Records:
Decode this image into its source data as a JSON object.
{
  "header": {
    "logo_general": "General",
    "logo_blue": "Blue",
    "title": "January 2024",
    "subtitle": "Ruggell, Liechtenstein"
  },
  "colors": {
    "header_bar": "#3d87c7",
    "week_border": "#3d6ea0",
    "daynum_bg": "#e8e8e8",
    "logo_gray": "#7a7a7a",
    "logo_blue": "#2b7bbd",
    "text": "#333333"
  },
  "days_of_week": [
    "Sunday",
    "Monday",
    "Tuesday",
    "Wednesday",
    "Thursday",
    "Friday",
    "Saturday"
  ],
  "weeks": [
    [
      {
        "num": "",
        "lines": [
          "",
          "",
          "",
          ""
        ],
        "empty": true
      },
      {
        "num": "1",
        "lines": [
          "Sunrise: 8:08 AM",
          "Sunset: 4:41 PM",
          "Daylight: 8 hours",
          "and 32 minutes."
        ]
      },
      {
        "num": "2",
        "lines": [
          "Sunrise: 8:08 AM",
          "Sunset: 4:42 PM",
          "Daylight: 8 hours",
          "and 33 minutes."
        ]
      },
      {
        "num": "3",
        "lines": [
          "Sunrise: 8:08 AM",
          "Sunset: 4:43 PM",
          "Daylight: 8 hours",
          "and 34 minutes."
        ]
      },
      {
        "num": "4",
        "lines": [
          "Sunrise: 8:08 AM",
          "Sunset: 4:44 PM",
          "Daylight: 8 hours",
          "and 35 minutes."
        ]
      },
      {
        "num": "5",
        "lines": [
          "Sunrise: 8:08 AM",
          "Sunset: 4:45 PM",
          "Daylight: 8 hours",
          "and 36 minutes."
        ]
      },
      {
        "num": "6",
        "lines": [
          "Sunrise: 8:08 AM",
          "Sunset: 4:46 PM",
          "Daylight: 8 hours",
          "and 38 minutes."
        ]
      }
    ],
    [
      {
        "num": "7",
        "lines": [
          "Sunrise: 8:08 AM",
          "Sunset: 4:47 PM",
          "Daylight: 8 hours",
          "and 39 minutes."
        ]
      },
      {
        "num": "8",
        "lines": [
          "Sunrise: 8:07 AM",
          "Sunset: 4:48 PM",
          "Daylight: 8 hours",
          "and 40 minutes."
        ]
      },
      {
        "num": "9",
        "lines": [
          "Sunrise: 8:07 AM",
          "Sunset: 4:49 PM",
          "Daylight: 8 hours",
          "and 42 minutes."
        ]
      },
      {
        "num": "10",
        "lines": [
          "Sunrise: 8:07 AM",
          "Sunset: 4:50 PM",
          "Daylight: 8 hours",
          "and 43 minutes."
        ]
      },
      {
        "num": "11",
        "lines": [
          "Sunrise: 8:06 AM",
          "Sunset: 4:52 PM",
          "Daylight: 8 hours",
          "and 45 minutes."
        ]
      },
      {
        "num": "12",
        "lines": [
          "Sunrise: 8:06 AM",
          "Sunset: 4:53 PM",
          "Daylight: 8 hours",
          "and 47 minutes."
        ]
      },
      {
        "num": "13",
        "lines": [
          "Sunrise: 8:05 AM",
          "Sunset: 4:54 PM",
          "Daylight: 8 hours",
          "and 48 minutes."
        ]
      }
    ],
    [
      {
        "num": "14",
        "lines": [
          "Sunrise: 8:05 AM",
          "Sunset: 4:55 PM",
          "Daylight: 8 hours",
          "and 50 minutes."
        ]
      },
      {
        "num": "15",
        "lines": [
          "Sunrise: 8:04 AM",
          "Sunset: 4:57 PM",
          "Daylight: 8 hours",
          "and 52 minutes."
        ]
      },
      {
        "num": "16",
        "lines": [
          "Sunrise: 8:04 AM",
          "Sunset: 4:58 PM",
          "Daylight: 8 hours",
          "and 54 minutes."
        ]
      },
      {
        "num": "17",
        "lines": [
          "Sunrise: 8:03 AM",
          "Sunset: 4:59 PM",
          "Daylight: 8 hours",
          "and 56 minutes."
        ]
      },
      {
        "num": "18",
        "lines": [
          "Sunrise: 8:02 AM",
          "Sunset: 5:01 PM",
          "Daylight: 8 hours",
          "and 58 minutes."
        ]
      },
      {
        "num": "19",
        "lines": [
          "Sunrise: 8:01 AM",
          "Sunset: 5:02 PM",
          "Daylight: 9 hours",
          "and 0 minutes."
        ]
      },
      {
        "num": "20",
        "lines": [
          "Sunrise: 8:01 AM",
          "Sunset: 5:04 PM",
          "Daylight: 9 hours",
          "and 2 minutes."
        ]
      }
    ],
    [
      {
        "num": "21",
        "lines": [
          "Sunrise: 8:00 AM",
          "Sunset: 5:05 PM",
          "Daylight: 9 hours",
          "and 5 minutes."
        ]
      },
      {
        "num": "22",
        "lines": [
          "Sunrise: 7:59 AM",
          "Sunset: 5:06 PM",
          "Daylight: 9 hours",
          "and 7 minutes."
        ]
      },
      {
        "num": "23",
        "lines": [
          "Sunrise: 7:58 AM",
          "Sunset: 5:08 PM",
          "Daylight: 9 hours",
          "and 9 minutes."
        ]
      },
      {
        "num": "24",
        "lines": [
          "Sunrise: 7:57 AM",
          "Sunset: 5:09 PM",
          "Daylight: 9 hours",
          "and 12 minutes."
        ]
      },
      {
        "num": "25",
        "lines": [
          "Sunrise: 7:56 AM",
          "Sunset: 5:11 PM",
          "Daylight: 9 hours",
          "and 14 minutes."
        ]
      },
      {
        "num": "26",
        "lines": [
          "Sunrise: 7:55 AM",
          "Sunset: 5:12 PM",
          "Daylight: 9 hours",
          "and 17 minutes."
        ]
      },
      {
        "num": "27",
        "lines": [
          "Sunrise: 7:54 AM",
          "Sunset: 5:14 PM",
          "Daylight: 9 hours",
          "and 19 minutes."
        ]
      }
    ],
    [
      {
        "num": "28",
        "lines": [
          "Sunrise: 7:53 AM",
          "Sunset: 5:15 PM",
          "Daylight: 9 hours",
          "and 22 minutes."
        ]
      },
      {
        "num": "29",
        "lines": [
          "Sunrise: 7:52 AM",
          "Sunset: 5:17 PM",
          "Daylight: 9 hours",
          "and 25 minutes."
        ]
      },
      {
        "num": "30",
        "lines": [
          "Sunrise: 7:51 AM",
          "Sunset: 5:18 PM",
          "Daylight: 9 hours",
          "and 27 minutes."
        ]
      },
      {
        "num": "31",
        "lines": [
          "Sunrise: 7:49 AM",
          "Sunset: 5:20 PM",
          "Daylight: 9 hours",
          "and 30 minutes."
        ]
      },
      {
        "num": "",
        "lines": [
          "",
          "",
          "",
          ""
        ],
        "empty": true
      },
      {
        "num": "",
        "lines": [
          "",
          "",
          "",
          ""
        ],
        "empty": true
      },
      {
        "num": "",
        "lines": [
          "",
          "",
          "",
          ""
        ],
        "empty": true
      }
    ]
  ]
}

* _PROMPT_
Would you write down every record again, exactly?

* _ANSWER BELOW_
Decode this image into its source data as a JSON object.
{
  "header": {
    "logo_general": "General",
    "logo_blue": "Blue",
    "title": "January 2024",
    "subtitle": "Ruggell, Liechtenstein"
  },
  "colors": {
    "header_bar": "#3d87c7",
    "week_border": "#3d6ea0",
    "daynum_bg": "#e8e8e8",
    "logo_gray": "#7a7a7a",
    "logo_blue": "#2b7bbd",
    "text": "#333333"
  },
  "days_of_week": [
    "Sunday",
    "Monday",
    "Tuesday",
    "Wednesday",
    "Thursday",
    "Friday",
    "Saturday"
  ],
  "weeks": [
    [
      {
        "num": "",
        "lines": [
          "",
          "",
          "",
          ""
        ],
        "empty": true
      },
      {
        "num": "1",
        "lines": [
          "Sunrise: 8:08 AM",
          "Sunset: 4:41 PM",
          "Daylight: 8 hours",
          "and 32 minutes."
        ]
      },
      {
        "num": "2",
        "lines": [
          "Sunrise: 8:08 AM",
          "Sunset: 4:42 PM",
          "Daylight: 8 hours",
          "and 33 minutes."
        ]
      },
      {
        "num": "3",
        "lines": [
          "Sunrise: 8:08 AM",
          "Sunset: 4:43 PM",
          "Daylight: 8 hours",
          "and 34 minutes."
        ]
      },
      {
        "num": "4",
        "lines": [
          "Sunrise: 8:08 AM",
          "Sunset: 4:44 PM",
          "Daylight: 8 hours",
          "and 35 minutes."
        ]
      },
      {
        "num": "5",
        "lines": [
          "Sunrise: 8:08 AM",
          "Sunset: 4:45 PM",
          "Daylight: 8 hours",
          "and 36 minutes."
        ]
      },
      {
        "num": "6",
        "lines": [
          "Sunrise: 8:08 AM",
          "Sunset: 4:46 PM",
          "Daylight: 8 hours",
          "and 38 minutes."
        ]
      }
    ],
    [
      {
        "num": "7",
        "lines": [
          "Sunrise: 8:08 AM",
          "Sunset: 4:47 PM",
          "Daylight: 8 hours",
          "and 39 minutes."
        ]
      },
      {
        "num": "8",
        "lines": [
          "Sunrise: 8:07 AM",
          "Sunset: 4:48 PM",
          "Daylight: 8 hours",
          "and 40 minutes."
        ]
      },
      {
        "num": "9",
        "lines": [
          "Sunrise: 8:07 AM",
          "Sunset: 4:49 PM",
          "Daylight: 8 hours",
          "and 42 minutes."
        ]
      },
      {
        "num": "10",
        "lines": [
          "Sunrise: 8:07 AM",
          "Sunset: 4:50 PM",
          "Daylight: 8 hours",
          "and 43 minutes."
        ]
      },
      {
        "num": "11",
        "lines": [
          "Sunrise: 8:06 AM",
          "Sunset: 4:52 PM",
          "Daylight: 8 hours",
          "and 45 minutes."
        ]
      },
      {
        "num": "12",
        "lines": [
          "Sunrise: 8:06 AM",
          "Sunset: 4:53 PM",
          "Daylight: 8 hours",
          "and 47 minutes."
        ]
      },
      {
        "num": "13",
        "lines": [
          "Sunrise: 8:05 AM",
          "Sunset: 4:54 PM",
          "Daylight: 8 hours",
          "and 48 minutes."
        ]
      }
    ],
    [
      {
        "num": "14",
        "lines": [
          "Sunrise: 8:05 AM",
          "Sunset: 4:55 PM",
          "Daylight: 8 hours",
          "and 50 minutes."
        ]
      },
      {
        "num": "15",
        "lines": [
          "Sunrise: 8:04 AM",
          "Sunset: 4:57 PM",
          "Daylight: 8 hours",
          "and 52 minutes."
        ]
      },
      {
        "num": "16",
        "lines": [
          "Sunrise: 8:04 AM",
          "Sunset: 4:58 PM",
          "Daylight: 8 hours",
          "and 54 minutes."
        ]
      },
      {
        "num": "17",
        "lines": [
          "Sunrise: 8:03 AM",
          "Sunset: 4:59 PM",
          "Daylight: 8 hours",
          "and 56 minutes."
        ]
      },
      {
        "num": "18",
        "lines": [
          "Sunrise: 8:02 AM",
          "Sunset: 5:01 PM",
          "Daylight: 8 hours",
          "and 58 minutes."
        ]
      },
      {
        "num": "19",
        "lines": [
          "Sunrise: 8:01 AM",
          "Sunset: 5:02 PM",
          "Daylight: 9 hours",
          "and 0 minutes."
        ]
      },
      {
        "num": "20",
        "lines": [
          "Sunrise: 8:01 AM",
          "Sunset: 5:04 PM",
          "Daylight: 9 hours",
          "and 2 minutes."
        ]
      }
    ],
    [
      {
        "num": "21",
        "lines": [
          "Sunrise: 8:00 AM",
          "Sunset: 5:05 PM",
          "Daylight: 9 hours",
          "and 5 minutes."
        ]
      },
      {
        "num": "22",
        "lines": [
          "Sunrise: 7:59 AM",
          "Sunset: 5:06 PM",
          "Daylight: 9 hours",
          "and 7 minutes."
        ]
      },
      {
        "num": "23",
        "lines": [
          "Sunrise: 7:58 AM",
          "Sunset: 5:08 PM",
          "Daylight: 9 hours",
          "and 9 minutes."
        ]
      },
      {
        "num": "24",
        "lines": [
          "Sunrise: 7:57 AM",
          "Sunset: 5:09 PM",
          "Daylight: 9 hours",
          "and 12 minutes."
        ]
      },
      {
        "num": "25",
        "lines": [
          "Sunrise: 7:56 AM",
          "Sunset: 5:11 PM",
          "Daylight: 9 hours",
          "and 14 minutes."
        ]
      },
      {
        "num": "26",
        "lines": [
          "Sunrise: 7:55 AM",
          "Sunset: 5:12 PM",
          "Daylight: 9 hours",
          "and 17 minutes."
        ]
      },
      {
        "num": "27",
        "lines": [
          "Sunrise: 7:54 AM",
          "Sunset: 5:14 PM",
          "Daylight: 9 hours",
          "and 19 minutes."
        ]
      }
    ],
    [
      {
        "num": "28",
        "lines": [
          "Sunrise: 7:53 AM",
          "Sunset: 5:15 PM",
          "Daylight: 9 hours",
          "and 22 minutes."
        ]
      },
      {
        "num": "29",
        "lines": [
          "Sunrise: 7:52 AM",
          "Sunset: 5:17 PM",
          "Daylight: 9 hours",
          "and 25 minutes."
        ]
      },
      {
        "num": "30",
        "lines": [
          "Sunrise: 7:51 AM",
          "Sunset: 5:18 PM",
          "Daylight: 9 hours",
          "and 27 minutes."
        ]
      },
      {
        "num": "31",
        "lines": [
          "Sunrise: 7:49 AM",
          "Sunset: 5:20 PM",
          "Daylight: 9 hours",
          "and 30 minutes."
        ]
      },
      {
        "num": "",
        "lines": [
          "",
          "",
          "",
          ""
        ],
        "empty": true
      },
      {
        "num": "",
        "lines": [
          "",
          "",
          "",
          ""
        ],
        "empty": true
      },
      {
        "num": "",
        "lines": [
          "",
          "",
          "",
          ""
        ],
        "empty": true
      }
    ]
  ]
}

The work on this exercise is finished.